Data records

╔══

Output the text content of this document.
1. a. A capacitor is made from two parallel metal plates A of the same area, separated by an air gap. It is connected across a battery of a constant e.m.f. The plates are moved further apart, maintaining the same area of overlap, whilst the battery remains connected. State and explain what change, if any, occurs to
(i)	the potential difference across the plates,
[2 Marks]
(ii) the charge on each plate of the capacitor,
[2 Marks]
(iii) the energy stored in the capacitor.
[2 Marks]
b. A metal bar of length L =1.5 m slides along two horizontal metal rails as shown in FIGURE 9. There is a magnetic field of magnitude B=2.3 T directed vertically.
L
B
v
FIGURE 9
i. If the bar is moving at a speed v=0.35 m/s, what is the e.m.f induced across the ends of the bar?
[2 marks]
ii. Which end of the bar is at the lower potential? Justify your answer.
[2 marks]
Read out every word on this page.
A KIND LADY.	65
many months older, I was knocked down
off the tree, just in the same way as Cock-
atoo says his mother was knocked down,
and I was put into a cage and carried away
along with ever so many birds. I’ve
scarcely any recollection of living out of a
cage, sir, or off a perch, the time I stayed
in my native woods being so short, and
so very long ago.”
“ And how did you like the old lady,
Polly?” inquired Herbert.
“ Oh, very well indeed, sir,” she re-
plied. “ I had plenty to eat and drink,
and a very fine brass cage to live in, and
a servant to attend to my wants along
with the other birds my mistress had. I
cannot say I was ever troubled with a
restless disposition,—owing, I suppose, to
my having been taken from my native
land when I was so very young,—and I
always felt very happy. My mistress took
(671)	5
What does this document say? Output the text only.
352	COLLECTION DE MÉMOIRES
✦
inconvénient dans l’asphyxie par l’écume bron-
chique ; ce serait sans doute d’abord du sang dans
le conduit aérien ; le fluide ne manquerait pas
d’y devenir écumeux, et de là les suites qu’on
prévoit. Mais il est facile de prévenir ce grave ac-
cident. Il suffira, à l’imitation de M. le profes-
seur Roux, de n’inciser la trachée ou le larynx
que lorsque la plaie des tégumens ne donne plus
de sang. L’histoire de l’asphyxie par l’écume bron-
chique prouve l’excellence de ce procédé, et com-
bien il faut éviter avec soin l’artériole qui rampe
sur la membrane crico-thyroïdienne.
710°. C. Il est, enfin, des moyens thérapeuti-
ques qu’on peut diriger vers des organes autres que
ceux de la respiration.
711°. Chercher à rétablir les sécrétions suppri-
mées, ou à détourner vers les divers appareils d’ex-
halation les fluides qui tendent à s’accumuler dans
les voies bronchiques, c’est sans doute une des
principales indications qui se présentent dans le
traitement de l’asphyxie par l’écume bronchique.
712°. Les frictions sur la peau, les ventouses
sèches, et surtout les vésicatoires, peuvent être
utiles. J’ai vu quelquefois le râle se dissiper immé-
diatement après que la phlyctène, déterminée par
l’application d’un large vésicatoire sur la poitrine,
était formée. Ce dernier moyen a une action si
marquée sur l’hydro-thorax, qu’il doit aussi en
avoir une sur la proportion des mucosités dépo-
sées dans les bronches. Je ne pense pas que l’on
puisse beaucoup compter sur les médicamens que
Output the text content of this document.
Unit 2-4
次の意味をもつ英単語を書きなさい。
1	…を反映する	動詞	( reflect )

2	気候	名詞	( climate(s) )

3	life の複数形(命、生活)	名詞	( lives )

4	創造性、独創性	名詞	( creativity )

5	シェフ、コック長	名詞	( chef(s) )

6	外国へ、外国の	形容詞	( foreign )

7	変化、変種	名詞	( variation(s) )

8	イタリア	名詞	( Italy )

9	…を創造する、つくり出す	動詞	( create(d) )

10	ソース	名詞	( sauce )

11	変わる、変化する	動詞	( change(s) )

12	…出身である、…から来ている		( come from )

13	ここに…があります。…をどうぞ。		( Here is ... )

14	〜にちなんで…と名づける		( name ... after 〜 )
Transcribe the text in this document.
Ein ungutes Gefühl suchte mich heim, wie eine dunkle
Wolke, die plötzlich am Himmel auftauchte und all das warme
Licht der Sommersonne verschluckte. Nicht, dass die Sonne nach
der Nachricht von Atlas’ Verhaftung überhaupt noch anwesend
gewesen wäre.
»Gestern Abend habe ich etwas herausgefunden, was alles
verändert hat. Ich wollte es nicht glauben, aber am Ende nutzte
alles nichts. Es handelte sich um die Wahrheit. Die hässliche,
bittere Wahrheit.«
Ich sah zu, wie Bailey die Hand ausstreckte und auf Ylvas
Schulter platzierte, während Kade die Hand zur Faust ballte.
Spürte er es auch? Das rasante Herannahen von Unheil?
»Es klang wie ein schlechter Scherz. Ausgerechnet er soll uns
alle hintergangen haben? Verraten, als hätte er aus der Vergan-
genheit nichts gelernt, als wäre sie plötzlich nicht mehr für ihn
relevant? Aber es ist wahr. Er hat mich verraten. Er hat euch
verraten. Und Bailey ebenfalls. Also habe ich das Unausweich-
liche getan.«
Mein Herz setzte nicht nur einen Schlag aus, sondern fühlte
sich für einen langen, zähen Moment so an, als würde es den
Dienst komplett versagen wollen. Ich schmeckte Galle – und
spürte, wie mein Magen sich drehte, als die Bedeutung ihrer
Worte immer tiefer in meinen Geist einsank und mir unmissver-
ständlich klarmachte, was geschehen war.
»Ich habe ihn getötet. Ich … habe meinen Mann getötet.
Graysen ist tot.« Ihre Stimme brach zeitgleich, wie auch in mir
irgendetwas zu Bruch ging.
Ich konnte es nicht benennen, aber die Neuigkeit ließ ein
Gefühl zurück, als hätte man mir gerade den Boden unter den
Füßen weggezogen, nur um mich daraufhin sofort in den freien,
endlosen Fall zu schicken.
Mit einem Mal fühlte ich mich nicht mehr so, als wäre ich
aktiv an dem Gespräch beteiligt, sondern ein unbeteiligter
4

╚══

Write out all the data again, exactly as it appears.

» Problem solution:
Output the text content of this document.
1. a. A capacitor is made from two parallel metal plates A of the same area, separated by an air gap. It is connected across a battery of a constant e.m.f. The plates are moved further apart, maintaining the same area of overlap, whilst the battery remains connected. State and explain what change, if any, occurs to
(i)	the potential difference across the plates,
[2 Marks]
(ii) the charge on each plate of the capacitor,
[2 Marks]
(iii) the energy stored in the capacitor.
[2 Marks]
b. A metal bar of length L =1.5 m slides along two horizontal metal rails as shown in FIGURE 9. There is a magnetic field of magnitude B=2.3 T directed vertically.
L
B
v
FIGURE 9
i. If the bar is moving at a speed v=0.35 m/s, what is the e.m.f induced across the ends of the bar?
[2 marks]
ii. Which end of the bar is at the lower potential? Justify your answer.
[2 marks]
Read out every word on this page.
A KIND LADY.	65
many months older, I was knocked down
off the tree, just in the same way as Cock-
atoo says his mother was knocked down,
and I was put into a cage and carried away
along with ever so many birds. I’ve
scarcely any recollection of living out of a
cage, sir, or off a perch, the time I stayed
in my native woods being so short, and
so very long ago.”
“ And how did you like the old lady,
Polly?” inquired Herbert.
“ Oh, very well indeed, sir,” she re-
plied. “ I had plenty to eat and drink,
and a very fine brass cage to live in, and
a servant to attend to my wants along
with the other birds my mistress had. I
cannot say I was ever troubled with a
restless disposition,—owing, I suppose, to
my having been taken from my native
land when I was so very young,—and I
always felt very happy. My mistress took
(671)	5
What does this document say? Output the text only.
352	COLLECTION DE MÉMOIRES
✦
inconvénient dans l’asphyxie par l’écume bron-
chique ; ce serait sans doute d’abord du sang dans
le conduit aérien ; le fluide ne manquerait pas
d’y devenir écumeux, et de là les suites qu’on
prévoit. Mais il est facile de prévenir ce grave ac-
cident. Il suffira, à l’imitation de M. le profes-
seur Roux, de n’inciser la trachée ou le larynx
que lorsque la plaie des tégumens ne donne plus
de sang. L’histoire de l’asphyxie par l’écume bron-
chique prouve l’excellence de ce procédé, et com-
bien il faut éviter avec soin l’artériole qui rampe
sur la membrane crico-thyroïdienne.
710°. C. Il est, enfin, des moyens thérapeuti-
ques qu’on peut diriger vers des organes autres que
ceux de la respiration.
711°. Chercher à rétablir les sécrétions suppri-
mées, ou à détourner vers les divers appareils d’ex-
halation les fluides qui tendent à s’accumuler dans
les voies bronchiques, c’est sans doute une des
principales indications qui se présentent dans le
traitement de l’asphyxie par l’écume bronchique.
712°. Les frictions sur la peau, les ventouses
sèches, et surtout les vésicatoires, peuvent être
utiles. J’ai vu quelquefois le râle se dissiper immé-
diatement après que la phlyctène, déterminée par
l’application d’un large vésicatoire sur la poitrine,
était formée. Ce dernier moyen a une action si
marquée sur l’hydro-thorax, qu’il doit aussi en
avoir une sur la proportion des mucosités dépo-
sées dans les bronches. Je ne pense pas que l’on
puisse beaucoup compter sur les médicamens que
Output the text content of this document.
Unit 2-4
次の意味をもつ英単語を書きなさい。
1	…を反映する	動詞	( reflect )

2	気候	名詞	( climate(s) )

3	life の複数形(命、生活)	名詞	( lives )

4	創造性、独創性	名詞	( creativity )

5	シェフ、コック長	名詞	( chef(s) )

6	外国へ、外国の	形容詞	( foreign )

7	変化、変種	名詞	( variation(s) )

8	イタリア	名詞	( Italy )

9	…を創造する、つくり出す	動詞	( create(d) )

10	ソース	名詞	( sauce )

11	変わる、変化する	動詞	( change(s) )

12	…出身である、…から来ている		( come from )

13	ここに…があります。…をどうぞ。		( Here is ... )

14	〜にちなんで…と名づける		( name ... after 〜 )
Transcribe the text in this document.
Ein ungutes Gefühl suchte mich heim, wie eine dunkle
Wolke, die plötzlich am Himmel auftauchte und all das warme
Licht der Sommersonne verschluckte. Nicht, dass die Sonne nach
der Nachricht von Atlas’ Verhaftung überhaupt noch anwesend
gewesen wäre.
»Gestern Abend habe ich etwas herausgefunden, was alles
verändert hat. Ich wollte es nicht glauben, aber am Ende nutzte
alles nichts. Es handelte sich um die Wahrheit. Die hässliche,
bittere Wahrheit.«
Ich sah zu, wie Bailey die Hand ausstreckte und auf Ylvas
Schulter platzierte, während Kade die Hand zur Faust ballte.
Spürte er es auch? Das rasante Herannahen von Unheil?
»Es klang wie ein schlechter Scherz. Ausgerechnet er soll uns
alle hintergangen haben? Verraten, als hätte er aus der Vergan-
genheit nichts gelernt, als wäre sie plötzlich nicht mehr für ihn
relevant? Aber es ist wahr. Er hat mich verraten. Er hat euch
verraten. Und Bailey ebenfalls. Also habe ich das Unausweich-
liche getan.«
Mein Herz setzte nicht nur einen Schlag aus, sondern fühlte
sich für einen langen, zähen Moment so an, als würde es den
Dienst komplett versagen wollen. Ich schmeckte Galle – und
spürte, wie mein Magen sich drehte, als die Bedeutung ihrer
Worte immer tiefer in meinen Geist einsank und mir unmissver-
ständlich klarmachte, was geschehen war.
»Ich habe ihn getötet. Ich … habe meinen Mann getötet.
Graysen ist tot.« Ihre Stimme brach zeitgleich, wie auch in mir
irgendetwas zu Bruch ging.
Ich konnte es nicht benennen, aber die Neuigkeit ließ ein
Gefühl zurück, als hätte man mir gerade den Boden unter den
Füßen weggezogen, nur um mich daraufhin sofort in den freien,
endlosen Fall zu schicken.
Mit einem Mal fühlte ich mich nicht mehr so, als wäre ich
aktiv an dem Gespräch beteiligt, sondern ein unbeteiligter
4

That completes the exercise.